== Set task ==
Check every line below for the word "name" and show those that hold it.

== Data ==
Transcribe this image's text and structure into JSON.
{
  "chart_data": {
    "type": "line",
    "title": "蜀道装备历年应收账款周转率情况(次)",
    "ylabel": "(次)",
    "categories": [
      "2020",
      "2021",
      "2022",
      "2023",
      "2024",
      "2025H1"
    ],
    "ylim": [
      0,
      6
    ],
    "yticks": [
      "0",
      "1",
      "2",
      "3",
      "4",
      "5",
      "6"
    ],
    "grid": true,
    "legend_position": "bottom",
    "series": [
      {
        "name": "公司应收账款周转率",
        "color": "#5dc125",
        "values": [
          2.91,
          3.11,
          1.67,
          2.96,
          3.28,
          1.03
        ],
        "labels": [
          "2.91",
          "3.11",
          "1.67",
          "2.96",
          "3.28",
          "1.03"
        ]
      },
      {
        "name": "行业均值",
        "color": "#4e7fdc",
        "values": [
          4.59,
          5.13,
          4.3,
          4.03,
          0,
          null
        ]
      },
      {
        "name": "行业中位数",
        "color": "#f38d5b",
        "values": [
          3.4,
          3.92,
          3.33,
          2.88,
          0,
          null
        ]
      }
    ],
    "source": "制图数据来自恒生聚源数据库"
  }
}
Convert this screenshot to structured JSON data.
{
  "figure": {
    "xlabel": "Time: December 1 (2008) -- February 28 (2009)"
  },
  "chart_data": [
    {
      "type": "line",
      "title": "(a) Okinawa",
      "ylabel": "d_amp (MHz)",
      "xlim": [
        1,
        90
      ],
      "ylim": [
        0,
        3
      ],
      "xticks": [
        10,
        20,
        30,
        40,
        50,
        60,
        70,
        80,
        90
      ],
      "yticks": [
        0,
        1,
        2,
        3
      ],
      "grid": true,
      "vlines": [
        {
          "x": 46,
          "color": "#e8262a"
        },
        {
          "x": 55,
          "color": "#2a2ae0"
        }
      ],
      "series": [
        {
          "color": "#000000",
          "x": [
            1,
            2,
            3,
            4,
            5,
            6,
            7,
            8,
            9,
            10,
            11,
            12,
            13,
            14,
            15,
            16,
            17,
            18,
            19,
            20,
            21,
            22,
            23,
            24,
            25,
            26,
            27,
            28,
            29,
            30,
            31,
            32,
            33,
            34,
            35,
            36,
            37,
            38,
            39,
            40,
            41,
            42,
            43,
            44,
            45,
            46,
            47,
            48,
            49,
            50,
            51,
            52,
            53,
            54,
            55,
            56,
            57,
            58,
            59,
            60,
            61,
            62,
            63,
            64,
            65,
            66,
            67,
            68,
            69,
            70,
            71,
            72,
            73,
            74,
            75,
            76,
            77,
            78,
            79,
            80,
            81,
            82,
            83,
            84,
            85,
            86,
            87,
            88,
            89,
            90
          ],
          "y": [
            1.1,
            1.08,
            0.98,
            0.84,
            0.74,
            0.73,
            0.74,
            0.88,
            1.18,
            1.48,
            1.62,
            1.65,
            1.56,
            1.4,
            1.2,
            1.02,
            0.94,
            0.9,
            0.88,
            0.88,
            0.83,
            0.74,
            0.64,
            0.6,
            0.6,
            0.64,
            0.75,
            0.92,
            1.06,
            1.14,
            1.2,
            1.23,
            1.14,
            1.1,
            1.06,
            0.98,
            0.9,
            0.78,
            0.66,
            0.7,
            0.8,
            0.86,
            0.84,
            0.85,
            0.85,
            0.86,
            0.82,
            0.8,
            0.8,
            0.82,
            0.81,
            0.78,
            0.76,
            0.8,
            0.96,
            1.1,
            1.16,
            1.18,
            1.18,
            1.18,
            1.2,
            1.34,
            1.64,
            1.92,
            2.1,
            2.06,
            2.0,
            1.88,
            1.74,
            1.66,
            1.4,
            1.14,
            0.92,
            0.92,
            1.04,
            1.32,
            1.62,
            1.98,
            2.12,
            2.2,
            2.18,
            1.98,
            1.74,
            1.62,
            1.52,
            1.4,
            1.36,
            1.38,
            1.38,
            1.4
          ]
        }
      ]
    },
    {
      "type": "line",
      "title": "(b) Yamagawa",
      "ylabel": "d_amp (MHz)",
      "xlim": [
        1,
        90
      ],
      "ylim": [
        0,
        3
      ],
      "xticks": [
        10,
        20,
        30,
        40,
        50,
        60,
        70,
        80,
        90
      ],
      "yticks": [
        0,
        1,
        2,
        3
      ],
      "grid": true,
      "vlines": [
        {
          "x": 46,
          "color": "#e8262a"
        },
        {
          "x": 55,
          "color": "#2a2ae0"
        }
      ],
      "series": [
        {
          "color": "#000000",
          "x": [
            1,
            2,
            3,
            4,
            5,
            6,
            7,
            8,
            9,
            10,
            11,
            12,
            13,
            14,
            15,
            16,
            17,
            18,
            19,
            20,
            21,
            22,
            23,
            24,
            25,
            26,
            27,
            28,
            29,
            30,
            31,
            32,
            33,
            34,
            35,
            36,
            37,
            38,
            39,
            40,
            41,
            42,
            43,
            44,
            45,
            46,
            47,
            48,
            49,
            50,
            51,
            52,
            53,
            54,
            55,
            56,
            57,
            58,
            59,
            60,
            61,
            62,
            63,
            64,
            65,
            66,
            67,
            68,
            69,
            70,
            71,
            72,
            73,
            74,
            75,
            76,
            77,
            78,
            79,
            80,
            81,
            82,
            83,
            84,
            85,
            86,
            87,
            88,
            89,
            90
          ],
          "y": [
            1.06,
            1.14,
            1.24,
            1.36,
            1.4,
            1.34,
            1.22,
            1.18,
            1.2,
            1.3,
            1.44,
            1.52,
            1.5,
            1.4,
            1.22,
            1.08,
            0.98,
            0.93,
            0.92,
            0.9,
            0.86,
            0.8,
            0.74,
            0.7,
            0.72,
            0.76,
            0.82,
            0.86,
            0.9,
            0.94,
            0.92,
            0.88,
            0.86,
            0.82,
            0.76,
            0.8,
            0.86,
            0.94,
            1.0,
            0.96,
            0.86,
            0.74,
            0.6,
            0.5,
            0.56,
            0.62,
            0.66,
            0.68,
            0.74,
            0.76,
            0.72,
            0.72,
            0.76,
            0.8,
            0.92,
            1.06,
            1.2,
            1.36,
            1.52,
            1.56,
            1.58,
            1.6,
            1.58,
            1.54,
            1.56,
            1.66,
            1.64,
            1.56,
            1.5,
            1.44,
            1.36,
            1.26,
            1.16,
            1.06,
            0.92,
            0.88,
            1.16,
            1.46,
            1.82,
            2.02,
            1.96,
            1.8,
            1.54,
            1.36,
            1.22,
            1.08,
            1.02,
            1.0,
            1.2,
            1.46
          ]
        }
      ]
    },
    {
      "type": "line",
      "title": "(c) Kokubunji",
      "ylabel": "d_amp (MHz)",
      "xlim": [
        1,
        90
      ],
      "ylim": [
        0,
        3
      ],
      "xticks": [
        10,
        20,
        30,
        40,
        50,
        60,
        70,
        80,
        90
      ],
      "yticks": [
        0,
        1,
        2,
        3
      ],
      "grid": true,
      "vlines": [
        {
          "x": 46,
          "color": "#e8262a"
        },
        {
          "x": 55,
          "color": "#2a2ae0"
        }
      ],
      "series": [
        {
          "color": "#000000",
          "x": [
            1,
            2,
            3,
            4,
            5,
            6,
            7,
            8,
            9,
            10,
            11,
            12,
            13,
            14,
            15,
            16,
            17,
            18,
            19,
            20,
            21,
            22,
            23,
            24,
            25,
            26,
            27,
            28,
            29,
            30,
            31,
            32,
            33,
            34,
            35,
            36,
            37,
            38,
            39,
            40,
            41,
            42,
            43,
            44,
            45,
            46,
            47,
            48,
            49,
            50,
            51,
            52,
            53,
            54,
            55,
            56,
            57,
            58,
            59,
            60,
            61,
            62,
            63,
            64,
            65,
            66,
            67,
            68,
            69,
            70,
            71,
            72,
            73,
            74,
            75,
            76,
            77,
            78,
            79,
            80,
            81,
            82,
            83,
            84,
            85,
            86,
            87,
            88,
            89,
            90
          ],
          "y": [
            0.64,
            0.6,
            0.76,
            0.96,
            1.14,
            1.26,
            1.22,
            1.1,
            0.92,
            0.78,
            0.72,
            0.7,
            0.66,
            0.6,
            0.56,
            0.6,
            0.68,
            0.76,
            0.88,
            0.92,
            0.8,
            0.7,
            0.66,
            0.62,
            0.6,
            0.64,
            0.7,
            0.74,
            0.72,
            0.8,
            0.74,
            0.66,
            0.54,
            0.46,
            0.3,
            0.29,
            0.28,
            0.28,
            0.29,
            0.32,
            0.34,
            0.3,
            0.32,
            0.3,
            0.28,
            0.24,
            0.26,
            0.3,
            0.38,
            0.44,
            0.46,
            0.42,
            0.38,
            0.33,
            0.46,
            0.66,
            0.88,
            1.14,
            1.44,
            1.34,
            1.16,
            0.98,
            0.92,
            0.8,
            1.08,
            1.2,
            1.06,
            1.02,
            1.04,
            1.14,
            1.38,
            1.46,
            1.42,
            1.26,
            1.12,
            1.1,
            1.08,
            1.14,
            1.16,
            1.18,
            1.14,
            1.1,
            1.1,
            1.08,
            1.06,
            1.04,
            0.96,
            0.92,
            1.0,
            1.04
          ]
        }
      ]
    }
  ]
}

== Exercise result ==
        "name": "公司应收账款周转率",
        "name": "行业均值",
        "name": "行业中位数",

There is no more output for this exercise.